Meanwhile, Robert Gu, a once world-renowned poet who was stricken by Alzheimer’s, is miraculously cured not just of that malady but of old age, restored largely to the body of a teenager, but without the one thing he’d most like back – his ability to craft poetry. He’s approached by an earnest graduate student – virtually, as most meetings in this book seem to be – to help with the latter’s thesis, only to have that student’s online persona hijacked by another entity that offers him a Faustian bargain: help with this project (tied into the same investigation into the UCSD bio-research facility where the mind-control experiment lives) and you’ll get your muse back. Gu was a miserable wretch before his dormancy, lashing out with intent to wound at anyone near him, but after doing so once to his granddaughter Miri, the two end up with a tenuous bond that draws Miri into Robert’s endeavor, without his knowledge at first, and gives her a pivotal role in the attempt to stop a global takeover.

Vinge is himself a transhumanist who has written on the inevitability of the merger of man and machine known as the singularity – an idea first encapsulated by Ray Kurzweil in his non-fiction treatise The Singularity Is Near – and here he has created a world where the singularity is quite close, so much so that he can’t stop telling us about it. The story is overburdened with the minutiae of the operations of these net-enabled clothes, with their own lingo (either you’re “wearing” or you’re hopeless), and the same attention to detail turns the climactic passage, a battle waged on the ground as well as over the net from points around the world, into nearly two hundred pages of confusing, slogging prose. We get the conclusion we expect – did you really think Vinge would let the bad guy take over the world with a mindworm? – and a minimum of damage to the protagonists; the only way the resolution could have been more maudlin would have been to have Gu reconcile with the ex-wife who dumped him for his malicious behavior.

I think a big part of the appeal of such books is the predictions inherent in the writing – wearable technology is certainly getting closer, with the mild success of Google Glass, and our access to the Internet is becoming broader, which makes our movements easier for someone like the NSA to track. Vinge doesn’t seem to worry much about the enormous energy requirements of his near-future vision; virtual-reality remains stubbornly separate from real reality, we don’t hold meetings with overseas colleagues via projections or holograms; and the silent instant messaging he has the more sophisticated wearers use seems too much like the Red Herring telepathic-email device called orecchio, which was an April Fool’s hoax.

■ **Stored entries**:
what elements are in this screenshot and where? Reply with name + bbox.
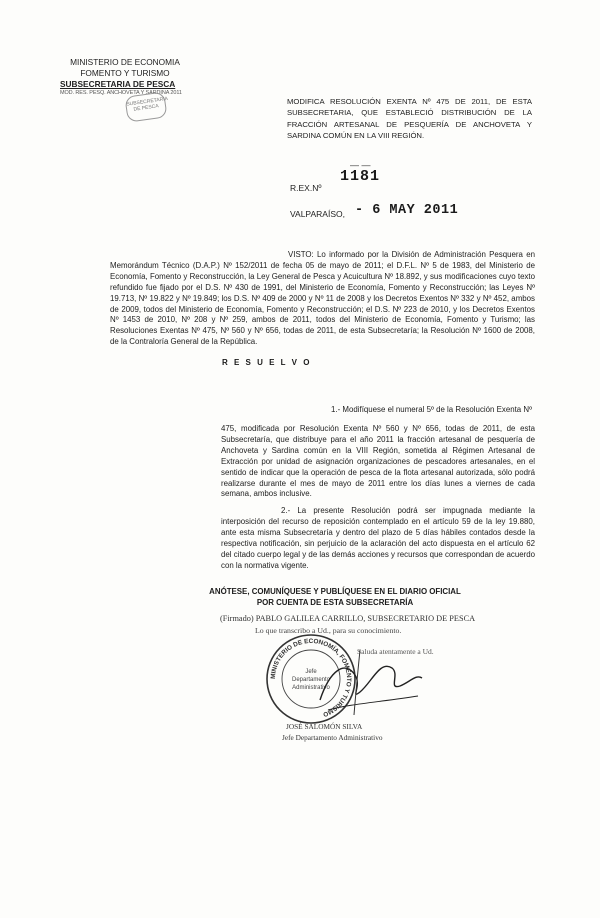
seal-inner-3: Administrativo [292, 685, 330, 691]
rex-label: R.EX.Nº [290, 183, 322, 193]
ministry-line-2: FOMENTO Y TURISMO [80, 68, 170, 78]
resuelvo-heading: R E S U E L V O [222, 358, 312, 367]
ministry-line-1: MINISTERIO DE ECONOMIA [70, 57, 180, 67]
rex-number: 1181 [340, 168, 381, 185]
place-label: VALPARAÍSO, [290, 209, 345, 219]
resolution-date: - 6 MAY 2011 [355, 203, 459, 218]
ministry-line-4: MOD. RES. PESQ. ANCHOVETA Y SARDINA 2011 [60, 90, 182, 96]
resolution-point-1-head: 1.- Modifíquese el numeral 5º de la Resolución Exenta Nº [331, 405, 532, 414]
greeting-line: Saluda atentamente a Ud. [357, 647, 434, 656]
seal-inner-1: Jefe [305, 669, 317, 675]
closing-line-2: POR CUENTA DE ESTA SUBSECRETARÍA [256, 598, 414, 607]
transcription-line: Lo que transcribo a Ud., para su conocimiento. [255, 626, 402, 635]
received-stamp: SUBSECRETARIA DE PESCA [124, 91, 167, 122]
signer-title: Jefe Departamento Administrativo [282, 733, 383, 742]
closing-line-1: ANÓTESE, COMUNÍQUESE Y PUBLÍQUESE EN EL DIARIO OFICIAL [209, 587, 461, 596]
seal-outer-text: MINISTERIO DE ECONOMÍA, FOMENTO Y TURISMO [269, 637, 353, 718]
signer-name: JOSÉ SALOMÓN SILVA [286, 722, 363, 731]
rex-dash-mark: — — [350, 160, 371, 170]
handwritten-signature-icon [300, 630, 430, 730]
ministry-header [60, 57, 190, 97]
resolution-point-1-body: 475, modificada por Resolución Exenta Nº 560 y Nº 656, todas de 2011, de esta Subsecretaría, que distribuye para el año 2011 la fracción artesanal de pesquería de Anchoveta y Sardina común en la VIII Región, sometida al Régimen Artesanal de Extracción por unidad de asignación organizaciones de pescadores artesanales, en el sentido de indicar que la operación de pesca de la flota artesanal autorizada, sólo podrá realizarse durante el mes de mayo de 2011 entre los días lunes a viernes de cada semana, ambos inclusive. [221, 424, 535, 499]
resolution-point-2: 2.- La presente Resolución podrá ser impugnada mediante la interposición del recurso de reposición contemplado en el artículo 59 de la ley 19.880, ante esta misma Subsecretaría y dentro del plazo de 5 días hábiles contados desde la respectiva notificación, sin perjuicio de la aclaración del acto dispuesta en el artículo 62 del citado cuerpo legal y de las demás acciones y recursos que correspondan de acuerdo con la normativa vigente. [221, 506, 535, 570]
closing-statement [195, 586, 475, 608]
visto-paragraph: VISTO: Lo informado por la División de Administración Pesquera en Memorándum Técnico (D.A.P.) Nº 152/2011 de fecha 05 de mayo de 2011; el D.F.L. Nº 5 de 1983, del Ministerio de Economía, Fomento y Reconstrucción, la Ley General de Pesca y Acuicultura Nº 18.892, y sus modificaciones cuyo texto refundido fue fijado por el D.S. Nº 430 de 1991, del Ministerio de Economía, Fomento y Reconstrucción; las Leyes Nº 19.713, Nº 19.822 y Nº 19.849; los D.S. Nº 409 de 2000 y Nº 11 de 2008 y los Decretos Exentos Nº 332 y Nº 452, ambos de 2009, todos del Ministerio de Economía, Fomento y Reconstrucción; el D.S. Nº 223 de 2010, y los Decretos Exentos Nº 1453 de 2010, Nº 208 y Nº 259, ambos de 2011, todos del Ministerio de Economía, Fomento y Turismo; las Resoluciones Exentas Nº 475, Nº 560 y Nº 656, todas de 2011, de esta Subsecretaría; la Resolución Nº 1600 de 2008, de la Contraloría General de la República. [110, 250, 535, 347]
resolution-subject: MODIFICA RESOLUCIÓN EXENTA Nº 475 DE 2011, DE ESTA SUBSECRETARIA, QUE ESTABLECIÓ DISTRIBUCIÓN DE LA FRACCIÓN ARTESANAL DE PESQUERÍA DE ANCHOVETA Y SARDINA COMÚN EN LA VIII REGIÓN. [287, 97, 532, 140]
seal-inner-2: Departamento [291, 677, 331, 683]
ministry-line-3: SUBSECRETARIA DE PESCA [60, 79, 176, 89]
signed-by-line: (Firmado) PABLO GALILEA CARRILLO, SUBSECRETARIO DE PESCA [220, 614, 476, 623]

■ **Goal 1**:
Please translate this sentence from the book review into Spanish: "Gu was a miserable wretch before his dormancy, lashing out with intent to wound at anyone near him, but after doing so once to his granddaughter Miri, the two end up with a tenuous bond that draws Miri into Robert’s endeavor, without his knowledge at first, and gives her a pivotal role in the attempt to stop a global takeover."
■ **Goal 2**:
Decide whether each statement agrees with the book review, answering yes or no and quoting the words that settle it: (a) Robert Gu's cure restores his ability to write poetry. (b) The climactic passage fills nearly two hundred pages. (c) The orecchio device was an April Fool's hoax.

■ **Written reply 1**:
Gu era un desgraciado miserable antes de su letargo, que arremetía con intención de herir contra cualquiera que estuviera cerca de él, pero después de hacerlo una vez con su nieta Miri, ambos terminan con un vínculo frágil que arrastra a Miri a la empresa de Robert, al principio sin que él lo sepa, y le otorga un papel decisivo en el intento de detener una toma del poder mundial.

■ **Written reply 2**:
(a) No: "but without the one thing he’d most like back – his ability to craft poetry"
(b) Yes: "into nearly two hundred pages of confusing, slogging prose"
(c) Yes: "the Red Herring telepathic-email device called orecchio, which was an April Fool’s hoax"